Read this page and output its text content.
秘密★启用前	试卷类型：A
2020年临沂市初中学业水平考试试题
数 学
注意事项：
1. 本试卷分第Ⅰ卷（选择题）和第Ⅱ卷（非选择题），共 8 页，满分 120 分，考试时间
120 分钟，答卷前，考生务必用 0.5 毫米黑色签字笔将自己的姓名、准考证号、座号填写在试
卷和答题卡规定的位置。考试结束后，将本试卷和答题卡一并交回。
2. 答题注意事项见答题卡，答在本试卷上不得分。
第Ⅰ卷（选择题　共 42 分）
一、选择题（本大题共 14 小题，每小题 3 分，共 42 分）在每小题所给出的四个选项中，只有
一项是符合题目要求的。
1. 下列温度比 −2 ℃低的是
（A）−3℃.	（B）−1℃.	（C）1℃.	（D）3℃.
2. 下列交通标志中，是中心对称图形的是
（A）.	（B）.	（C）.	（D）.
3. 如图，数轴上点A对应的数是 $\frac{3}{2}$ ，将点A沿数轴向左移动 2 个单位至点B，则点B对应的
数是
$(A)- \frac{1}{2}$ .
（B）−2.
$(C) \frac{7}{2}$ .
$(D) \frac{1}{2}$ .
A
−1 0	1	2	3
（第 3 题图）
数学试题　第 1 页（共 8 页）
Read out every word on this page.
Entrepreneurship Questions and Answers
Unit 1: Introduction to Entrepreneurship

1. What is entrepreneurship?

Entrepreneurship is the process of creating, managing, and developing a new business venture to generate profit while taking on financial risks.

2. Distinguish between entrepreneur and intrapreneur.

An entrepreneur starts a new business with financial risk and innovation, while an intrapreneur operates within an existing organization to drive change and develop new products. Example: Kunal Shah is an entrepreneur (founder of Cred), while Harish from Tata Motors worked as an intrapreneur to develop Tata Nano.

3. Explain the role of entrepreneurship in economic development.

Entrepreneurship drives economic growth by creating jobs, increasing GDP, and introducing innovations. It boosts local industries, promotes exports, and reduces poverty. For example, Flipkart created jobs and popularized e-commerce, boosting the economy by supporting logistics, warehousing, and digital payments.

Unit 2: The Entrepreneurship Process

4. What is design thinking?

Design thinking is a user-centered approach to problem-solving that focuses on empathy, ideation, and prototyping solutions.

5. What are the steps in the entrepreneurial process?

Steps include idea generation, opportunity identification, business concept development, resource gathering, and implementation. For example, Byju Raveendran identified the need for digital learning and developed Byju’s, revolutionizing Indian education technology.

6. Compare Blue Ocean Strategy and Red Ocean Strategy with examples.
◆ ◆ ◆
Problem statement: Return every line exactly.

Finished exercise:
Read this page and output its text content.
秘密★启用前	试卷类型：A
2020年临沂市初中学业水平考试试题
数 学
注意事项：
1. 本试卷分第Ⅰ卷（选择题）和第Ⅱ卷（非选择题），共 8 页，满分 120 分，考试时间
120 分钟，答卷前，考生务必用 0.5 毫米黑色签字笔将自己的姓名、准考证号、座号填写在试
卷和答题卡规定的位置。考试结束后，将本试卷和答题卡一并交回。
2. 答题注意事项见答题卡，答在本试卷上不得分。
第Ⅰ卷（选择题　共 42 分）
一、选择题（本大题共 14 小题，每小题 3 分，共 42 分）在每小题所给出的四个选项中，只有
一项是符合题目要求的。
1. 下列温度比 −2 ℃低的是
（A）−3℃.	（B）−1℃.	（C）1℃.	（D）3℃.
2. 下列交通标志中，是中心对称图形的是
（A）.	（B）.	（C）.	（D）.
3. 如图，数轴上点A对应的数是 $\frac{3}{2}$ ，将点A沿数轴向左移动 2 个单位至点B，则点B对应的
数是
$(A)- \frac{1}{2}$ .
（B）−2.
$(C) \frac{7}{2}$ .
$(D) \frac{1}{2}$ .
A
−1 0	1	2	3
（第 3 题图）
数学试题　第 1 页（共 8 页）
Read out every word on this page.
Entrepreneurship Questions and Answers
Unit 1: Introduction to Entrepreneurship

1. What is entrepreneurship?

Entrepreneurship is the process of creating, managing, and developing a new business venture to generate profit while taking on financial risks.

2. Distinguish between entrepreneur and intrapreneur.

An entrepreneur starts a new business with financial risk and innovation, while an intrapreneur operates within an existing organization to drive change and develop new products. Example: Kunal Shah is an entrepreneur (founder of Cred), while Harish from Tata Motors worked as an intrapreneur to develop Tata Nano.

3. Explain the role of entrepreneurship in economic development.

Entrepreneurship drives economic growth by creating jobs, increasing GDP, and introducing innovations. It boosts local industries, promotes exports, and reduces poverty. For example, Flipkart created jobs and popularized e-commerce, boosting the economy by supporting logistics, warehousing, and digital payments.

Unit 2: The Entrepreneurship Process

4. What is design thinking?

Design thinking is a user-centered approach to problem-solving that focuses on empathy, ideation, and prototyping solutions.

5. What are the steps in the entrepreneurial process?

Steps include idea generation, opportunity identification, business concept development, resource gathering, and implementation. For example, Byju Raveendran identified the need for digital learning and developed Byju’s, revolutionizing Indian education technology.

6. Compare Blue Ocean Strategy and Red Ocean Strategy with examples.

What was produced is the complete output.